◆ **Short exercise**: Without the images, write out the whole listing exactly.

◆ **Material supplied**:
───

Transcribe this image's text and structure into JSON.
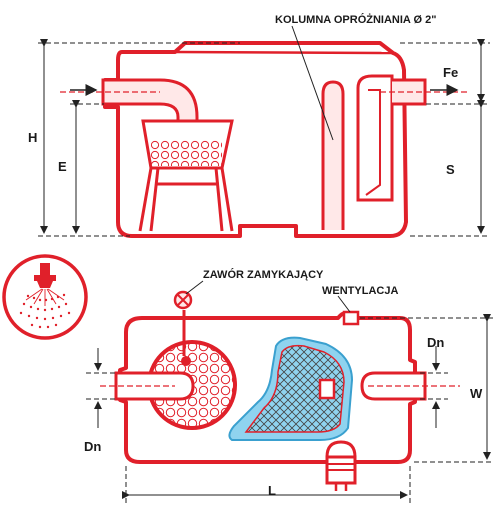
{
  "labels": {
    "drain_column": "KOLUMNA OPRÓŻNIANIA Ø 2\"",
    "shutoff_valve": "ZAWÓR ZAMYKAJĄCY",
    "ventilation": "WENTYLACJA"
  },
  "dimensions": {
    "fe": "Fe",
    "h": "H",
    "e": "E",
    "s": "S",
    "dn_right": "Dn",
    "dn_left": "Dn",
    "w": "W",
    "l": "L"
  },
  "colors": {
    "outline": "#e0202a",
    "pipe_fill": "#ffe8e8",
    "water_fill": "#8fd3ef",
    "dimension_line": "#222222"
  }
}
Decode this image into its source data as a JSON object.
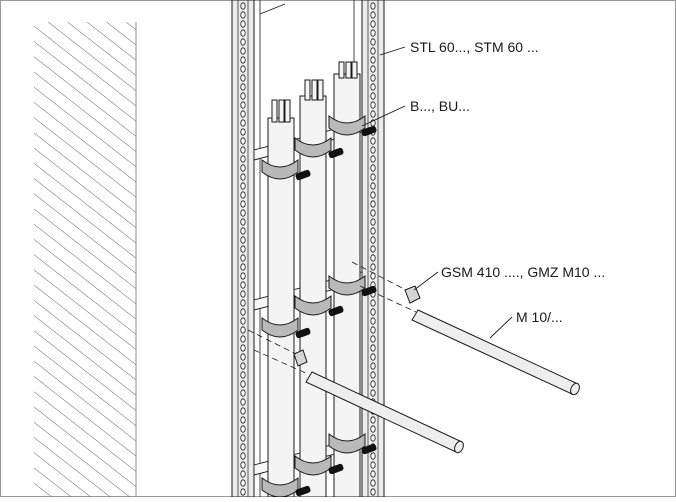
{
  "labels": {
    "rail": "STL 60..., STM 60 ...",
    "clamp": "B..., BU...",
    "nut": "GSM 410 ...., GMZ M10 ...",
    "rod": "M 10/..."
  },
  "colors": {
    "line": "#1a1a1a",
    "rail_fill": "#ececec",
    "cable_fill": "#f4f4f4",
    "clamp_fill": "#b9b9b9",
    "bolt_fill": "#111111",
    "hatch": "#555555",
    "border": "#9a9a9a"
  }
}
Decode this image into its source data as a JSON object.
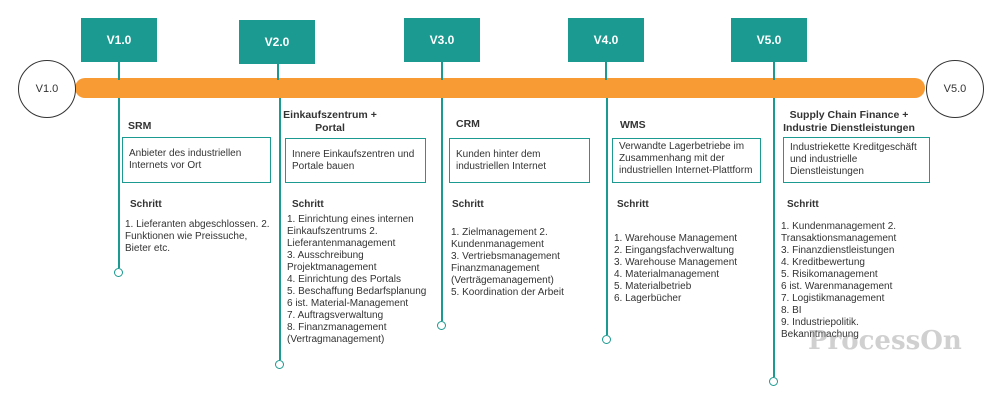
{
  "versions": [
    "V1.0",
    "V2.0",
    "V3.0",
    "V4.0",
    "V5.0"
  ],
  "endpoints": {
    "start": "V1.0",
    "end": "V5.0"
  },
  "columns": [
    {
      "title": "SRM",
      "desc": "Anbieter des industriellen Internets vor Ort",
      "step_label": "Schritt",
      "steps": "1. Lieferanten abgeschlossen. 2. Funktionen wie Preissuche, Bieter etc."
    },
    {
      "title": "Einkaufszentrum + Portal",
      "desc": "Innere Einkaufszentren und Portale bauen",
      "step_label": "Schritt",
      "steps": "1. Einrichtung eines internen Einkaufszentrums 2. Lieferantenmanagement\n3. Ausschreibung Projektmanagement\n4. Einrichtung des Portals\n5. Beschaffung Bedarfsplanung\n6 ist. Material-Management\n7. Auftragsverwaltung\n8. Finanzmanagement (Vertragmanagement)"
    },
    {
      "title": "CRM",
      "desc": "Kunden hinter dem industriellen Internet",
      "step_label": "Schritt",
      "steps": "1. Zielmanagement 2. Kundenmanagement\n3. Vertriebsmanagement Finanzmanagement (Verträgemanagement)\n5. Koordination der Arbeit"
    },
    {
      "title": "WMS",
      "desc": "Verwandte Lagerbetriebe im Zusammenhang mit der industriellen Internet-Plattform",
      "step_label": "Schritt",
      "steps": "1. Warehouse Management\n2. Eingangsfachverwaltung\n3. Warehouse Management\n4. Materialmanagement\n5. Materialbetrieb\n6. Lagerbücher"
    },
    {
      "title": "Supply Chain Finance + Industrie Dienstleistungen",
      "desc": "Industriekette Kreditgeschäft und industrielle Dienstleistungen",
      "step_label": "Schritt",
      "steps": "1. Kundenmanagement 2. Transaktionsmanagement\n3. Finanzdienstleistungen\n4. Kreditbewertung\n5. Risikomanagement\n6 ist. Warenmanagement\n7. Logistikmanagement\n8. BI\n9. Industriepolitik. Bekanntmachung"
    }
  ],
  "watermark": "ProcessOn",
  "colors": {
    "teal": "#1a9a90",
    "orange": "#f89b34"
  }
}
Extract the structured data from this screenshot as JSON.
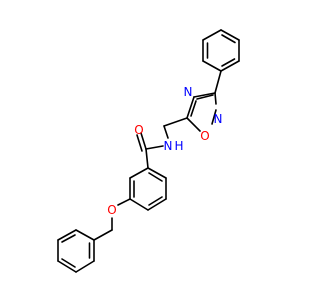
{
  "molecule": {
    "atoms": {
      "carbonyl_oxygen": {
        "symbol": "O",
        "color": "#ff0000"
      },
      "amide_nitrogen": {
        "symbol": "N",
        "hydrogen": "H",
        "color": "#0000ff"
      },
      "ring_oxygen": {
        "symbol": "O",
        "color": "#ff0000"
      },
      "ring_nitrogen_upper": {
        "symbol": "N",
        "color": "#0000ff"
      },
      "ring_nitrogen_lower": {
        "symbol": "N",
        "color": "#0000ff"
      },
      "ether_oxygen": {
        "symbol": "O",
        "color": "#ff0000"
      }
    }
  }
}
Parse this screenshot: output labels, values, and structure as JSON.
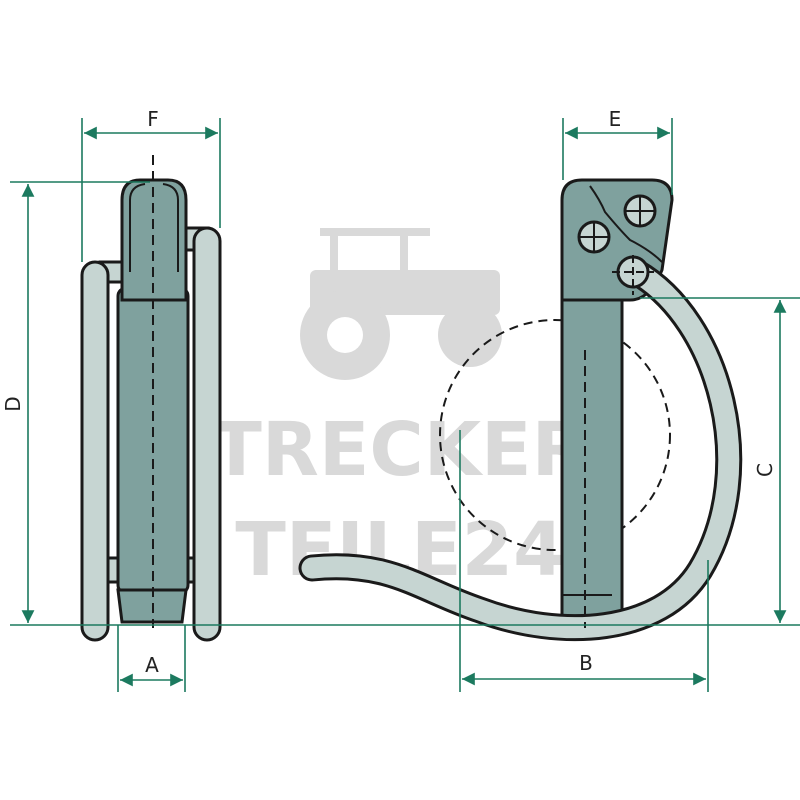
{
  "drawing": {
    "title": "Linch pin dimension drawing",
    "dimensions": {
      "A": "A",
      "B": "B",
      "C": "C",
      "D": "D",
      "E": "E",
      "F": "F"
    }
  },
  "watermark": {
    "line1": "TRECKER",
    "line2": "TEILE24"
  },
  "colors": {
    "dimension": "#1c7a5f",
    "pin_dark": "#7fa19e",
    "pin_light": "#c6d5d2",
    "outline": "#1a1a1a",
    "watermark": "#d9d9d9"
  }
}
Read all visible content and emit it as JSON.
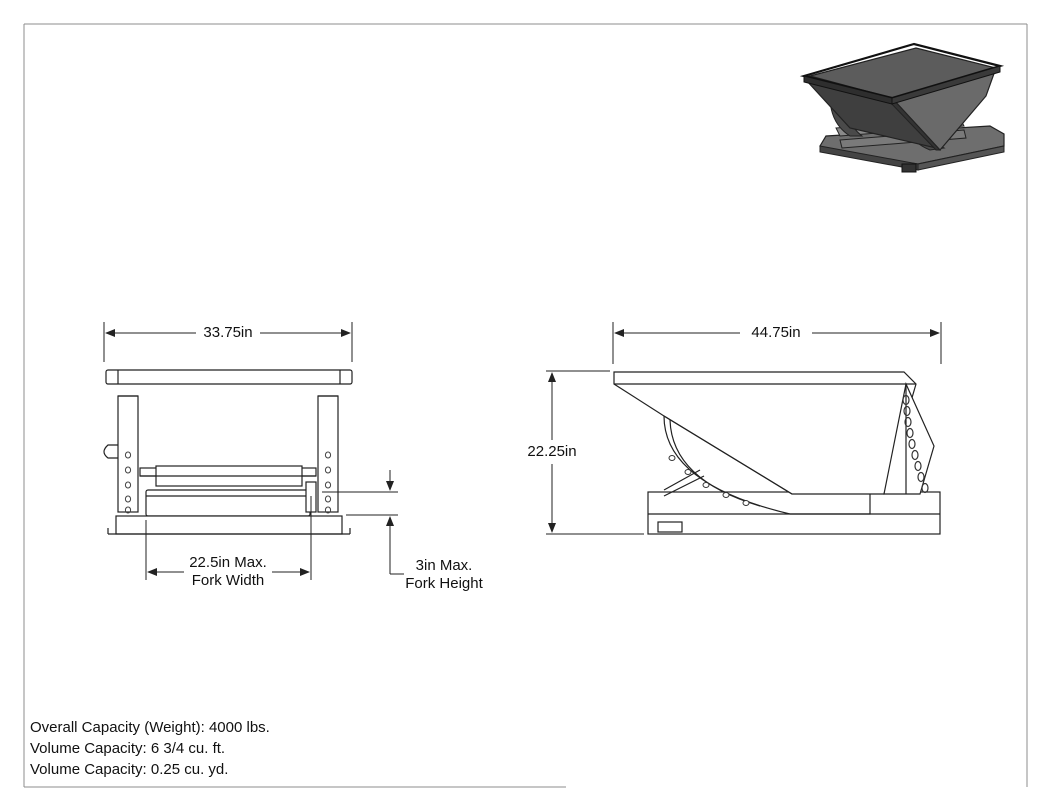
{
  "front_view": {
    "width_label": "33.75in",
    "fork_width_label": [
      "22.5in Max.",
      "Fork Width"
    ],
    "fork_height_label": [
      "3in Max.",
      "Fork Height"
    ]
  },
  "side_view": {
    "length_label": "44.75in",
    "height_label": "22.25in"
  },
  "specs": [
    "Overall Capacity (Weight): 4000 lbs.",
    "Volume Capacity: 6 3/4 cu. ft.",
    "Volume Capacity: 0.25 cu. yd."
  ],
  "colors": {
    "line": "#222222",
    "hopper_fill": "#5a5a5a",
    "hopper_dark": "#3c3c3c",
    "hopper_light": "#8a8a8a"
  }
}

───

◆ **Final result**:
Transcribe this image's text and structure into JSON.
{
  "labels": {
    "drain_column": "KOLUMNA OPRÓŻNIANIA Ø 2\"",
    "shutoff_valve": "ZAWÓR ZAMYKAJĄCY",
    "ventilation": "WENTYLACJA"
  },
  "dimensions": {
    "fe": "Fe",
    "h": "H",
    "e": "E",
    "s": "S",
    "dn_right": "Dn",
    "dn_left": "Dn",
    "w": "W",
    "l": "L"
  },
  "colors": {
    "outline": "#e0202a",
    "pipe_fill": "#ffe8e8",
    "water_fill": "#8fd3ef",
    "dimension_line": "#222222"
  }
}
Decode this image into its source data as a JSON object.
{
  "labels": {
    "rail": "STL 60..., STM 60 ...",
    "clamp": "B..., BU...",
    "nut": "GSM 410 ...., GMZ M10 ...",
    "rod": "M 10/..."
  },
  "colors": {
    "line": "#1a1a1a",
    "rail_fill": "#ececec",
    "cable_fill": "#f4f4f4",
    "clamp_fill": "#b9b9b9",
    "bolt_fill": "#111111",
    "hatch": "#555555",
    "border": "#9a9a9a"
  }
}
Decode this image into its source data as a JSON object.
{
  "versions": [
    "V1.0",
    "V2.0",
    "V3.0",
    "V4.0",
    "V5.0"
  ],
  "endpoints": {
    "start": "V1.0",
    "end": "V5.0"
  },
  "columns": [
    {
      "title": "SRM",
      "desc": "Anbieter des industriellen Internets vor Ort",
      "step_label": "Schritt",
      "steps": "1. Lieferanten abgeschlossen. 2. Funktionen wie Preissuche, Bieter etc."
    },
    {
      "title": "Einkaufszentrum + Portal",
      "desc": "Innere Einkaufszentren und Portale bauen",
      "step_label": "Schritt",
      "steps": "1. Einrichtung eines internen Einkaufszentrums 2. Lieferantenmanagement\n3. Ausschreibung Projektmanagement\n4. Einrichtung des Portals\n5. Beschaffung Bedarfsplanung\n6 ist. Material-Management\n7. Auftragsverwaltung\n8. Finanzmanagement (Vertragmanagement)"
    },
    {
      "title": "CRM",
      "desc": "Kunden hinter dem industriellen Internet",
      "step_label": "Schritt",
      "steps": "1. Zielmanagement 2. Kundenmanagement\n3. Vertriebsmanagement Finanzmanagement (Verträgemanagement)\n5. Koordination der Arbeit"
    },
    {
      "title": "WMS",
      "desc": "Verwandte Lagerbetriebe im Zusammenhang mit der industriellen Internet-Plattform",
      "step_label": "Schritt",
      "steps": "1. Warehouse Management\n2. Eingangsfachverwaltung\n3. Warehouse Management\n4. Materialmanagement\n5. Materialbetrieb\n6. Lagerbücher"
    },
    {
      "title": "Supply Chain Finance + Industrie Dienstleistungen",
      "desc": "Industriekette Kreditgeschäft und industrielle Dienstleistungen",
      "step_label": "Schritt",
      "steps": "1. Kundenmanagement 2. Transaktionsmanagement\n3. Finanzdienstleistungen\n4. Kreditbewertung\n5. Risikomanagement\n6 ist. Warenmanagement\n7. Logistikmanagement\n8. BI\n9. Industriepolitik. Bekanntmachung"
    }
  ],
  "watermark": "ProcessOn",
  "colors": {
    "teal": "#1a9a90",
    "orange": "#f89b34"
  }
}
Extract the structured data from this screenshot as JSON.
{
  "molecule": {
    "atoms": {
      "carbonyl_oxygen": {
        "symbol": "O",
        "color": "#ff0000"
      },
      "amide_nitrogen": {
        "symbol": "N",
        "hydrogen": "H",
        "color": "#0000ff"
      },
      "ring_oxygen": {
        "symbol": "O",
        "color": "#ff0000"
      },
      "ring_nitrogen_upper": {
        "symbol": "N",
        "color": "#0000ff"
      },
      "ring_nitrogen_lower": {
        "symbol": "N",
        "color": "#0000ff"
      },
      "ether_oxygen": {
        "symbol": "O",
        "color": "#ff0000"
      }
    }
  }
}
Parse this screenshot: output labels, values, and structure as JSON.
{
  "drawing": {
    "title": "Linch pin dimension drawing",
    "dimensions": {
      "A": "A",
      "B": "B",
      "C": "C",
      "D": "D",
      "E": "E",
      "F": "F"
    }
  },
  "watermark": {
    "line1": "TRECKER",
    "line2": "TEILE24"
  },
  "colors": {
    "dimension": "#1c7a5f",
    "pin_dark": "#7fa19e",
    "pin_light": "#c6d5d2",
    "outline": "#1a1a1a",
    "watermark": "#d9d9d9"
  }
}
Read all visible content and emit it as JSON.
{
  "front_view": {
    "width_label": "33.75in",
    "fork_width_label": [
      "22.5in Max.",
      "Fork Width"
    ],
    "fork_height_label": [
      "3in Max.",
      "Fork Height"
    ]
  },
  "side_view": {
    "length_label": "44.75in",
    "height_label": "22.25in"
  },
  "specs": [
    "Overall Capacity (Weight): 4000 lbs.",
    "Volume Capacity: 6 3/4 cu. ft.",
    "Volume Capacity: 0.25 cu. yd."
  ],
  "colors": {
    "line": "#222222",
    "hopper_fill": "#5a5a5a",
    "hopper_dark": "#3c3c3c",
    "hopper_light": "#8a8a8a"
  }
}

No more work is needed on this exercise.